**What this task involves**
Below are some records; reproduce every one of them exactly.

**Dataset content**
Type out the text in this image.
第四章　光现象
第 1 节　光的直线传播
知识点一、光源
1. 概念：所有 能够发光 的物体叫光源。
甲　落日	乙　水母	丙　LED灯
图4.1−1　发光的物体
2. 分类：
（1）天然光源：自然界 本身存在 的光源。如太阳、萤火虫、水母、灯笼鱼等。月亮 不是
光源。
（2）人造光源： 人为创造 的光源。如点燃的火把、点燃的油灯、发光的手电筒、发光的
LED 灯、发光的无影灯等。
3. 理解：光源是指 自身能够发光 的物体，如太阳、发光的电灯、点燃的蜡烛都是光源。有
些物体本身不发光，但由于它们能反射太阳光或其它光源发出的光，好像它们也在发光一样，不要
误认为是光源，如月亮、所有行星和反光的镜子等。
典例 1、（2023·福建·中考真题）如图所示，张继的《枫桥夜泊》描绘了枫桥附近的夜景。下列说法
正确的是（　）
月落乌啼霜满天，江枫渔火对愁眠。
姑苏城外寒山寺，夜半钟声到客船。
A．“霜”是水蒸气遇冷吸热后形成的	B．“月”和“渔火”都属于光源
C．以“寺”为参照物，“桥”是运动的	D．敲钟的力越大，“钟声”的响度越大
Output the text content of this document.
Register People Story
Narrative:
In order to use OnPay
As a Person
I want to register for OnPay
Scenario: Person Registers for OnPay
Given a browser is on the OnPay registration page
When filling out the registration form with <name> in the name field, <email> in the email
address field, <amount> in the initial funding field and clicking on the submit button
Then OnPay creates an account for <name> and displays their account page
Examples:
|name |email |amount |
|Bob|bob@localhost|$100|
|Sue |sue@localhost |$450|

**Solution to the problem**
Type out the text in this image.
第四章　光现象
第 1 节　光的直线传播
知识点一、光源
1. 概念：所有 能够发光 的物体叫光源。
甲　落日	乙　水母	丙　LED灯
图4.1−1　发光的物体
2. 分类：
（1）天然光源：自然界 本身存在 的光源。如太阳、萤火虫、水母、灯笼鱼等。月亮 不是
光源。
（2）人造光源： 人为创造 的光源。如点燃的火把、点燃的油灯、发光的手电筒、发光的
LED 灯、发光的无影灯等。
3. 理解：光源是指 自身能够发光 的物体，如太阳、发光的电灯、点燃的蜡烛都是光源。有
些物体本身不发光，但由于它们能反射太阳光或其它光源发出的光，好像它们也在发光一样，不要
误认为是光源，如月亮、所有行星和反光的镜子等。
典例 1、（2023·福建·中考真题）如图所示，张继的《枫桥夜泊》描绘了枫桥附近的夜景。下列说法
正确的是（　）
月落乌啼霜满天，江枫渔火对愁眠。
姑苏城外寒山寺，夜半钟声到客船。
A．“霜”是水蒸气遇冷吸热后形成的	B．“月”和“渔火”都属于光源
C．以“寺”为参照物，“桥”是运动的	D．敲钟的力越大，“钟声”的响度越大
Output the text content of this document.
Register People Story
Narrative:
In order to use OnPay
As a Person
I want to register for OnPay
Scenario: Person Registers for OnPay
Given a browser is on the OnPay registration page
When filling out the registration form with <name> in the name field, <email> in the email
address field, <amount> in the initial funding field and clicking on the submit button
Then OnPay creates an account for <name> and displays their account page
Examples:
|name |email |amount |
|Bob|bob@localhost|$100|
|Sue |sue@localhost |$450|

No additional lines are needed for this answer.